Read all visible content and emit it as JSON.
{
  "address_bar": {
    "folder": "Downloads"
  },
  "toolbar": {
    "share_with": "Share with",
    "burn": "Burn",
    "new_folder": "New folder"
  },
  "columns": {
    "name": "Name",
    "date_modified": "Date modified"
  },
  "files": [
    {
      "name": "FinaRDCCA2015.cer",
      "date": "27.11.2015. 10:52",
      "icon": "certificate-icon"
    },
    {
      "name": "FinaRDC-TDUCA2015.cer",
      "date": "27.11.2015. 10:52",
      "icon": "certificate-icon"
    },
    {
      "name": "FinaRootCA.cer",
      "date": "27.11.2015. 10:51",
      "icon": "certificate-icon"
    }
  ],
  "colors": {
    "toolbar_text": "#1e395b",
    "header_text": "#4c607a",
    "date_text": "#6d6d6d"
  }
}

==

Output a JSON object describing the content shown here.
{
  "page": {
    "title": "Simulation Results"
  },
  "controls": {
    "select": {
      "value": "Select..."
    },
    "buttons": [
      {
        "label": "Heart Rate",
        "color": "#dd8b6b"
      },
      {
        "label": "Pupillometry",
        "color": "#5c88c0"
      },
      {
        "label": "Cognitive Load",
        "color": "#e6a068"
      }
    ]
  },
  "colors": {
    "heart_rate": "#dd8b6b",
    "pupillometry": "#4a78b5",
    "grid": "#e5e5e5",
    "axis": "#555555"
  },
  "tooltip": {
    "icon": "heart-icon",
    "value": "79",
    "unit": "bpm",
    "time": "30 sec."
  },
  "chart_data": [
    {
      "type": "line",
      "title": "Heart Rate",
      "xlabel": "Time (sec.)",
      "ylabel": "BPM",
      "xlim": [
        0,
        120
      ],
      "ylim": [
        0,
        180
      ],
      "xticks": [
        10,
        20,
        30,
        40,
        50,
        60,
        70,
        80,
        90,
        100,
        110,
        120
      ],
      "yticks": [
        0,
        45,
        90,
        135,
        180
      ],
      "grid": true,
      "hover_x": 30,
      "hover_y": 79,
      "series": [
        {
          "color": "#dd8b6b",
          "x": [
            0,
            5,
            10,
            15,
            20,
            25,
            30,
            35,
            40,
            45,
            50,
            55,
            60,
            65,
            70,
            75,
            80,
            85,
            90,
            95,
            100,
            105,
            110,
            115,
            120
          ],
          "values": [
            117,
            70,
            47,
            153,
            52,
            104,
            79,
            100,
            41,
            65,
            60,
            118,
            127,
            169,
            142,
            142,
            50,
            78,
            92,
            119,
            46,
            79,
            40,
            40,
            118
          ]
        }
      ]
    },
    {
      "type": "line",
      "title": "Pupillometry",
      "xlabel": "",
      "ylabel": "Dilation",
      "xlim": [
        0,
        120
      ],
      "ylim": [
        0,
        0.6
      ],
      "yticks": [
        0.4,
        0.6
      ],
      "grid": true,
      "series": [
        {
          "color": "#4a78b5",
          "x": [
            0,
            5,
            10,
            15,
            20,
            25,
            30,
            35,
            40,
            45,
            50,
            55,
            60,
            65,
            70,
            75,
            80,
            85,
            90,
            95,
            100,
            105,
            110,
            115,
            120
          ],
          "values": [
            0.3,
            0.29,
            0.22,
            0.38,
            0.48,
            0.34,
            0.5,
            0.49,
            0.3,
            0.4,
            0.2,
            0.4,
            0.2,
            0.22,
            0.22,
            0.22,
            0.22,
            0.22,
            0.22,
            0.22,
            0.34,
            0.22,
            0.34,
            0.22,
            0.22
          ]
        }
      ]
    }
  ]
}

→ **What is needed**:
Select all lines in the listing above where the word "title" appears, and show them.

→ **Expected answer**:
    "title": "Simulation Results"
      "title": "Heart Rate",
      "title": "Pupillometry",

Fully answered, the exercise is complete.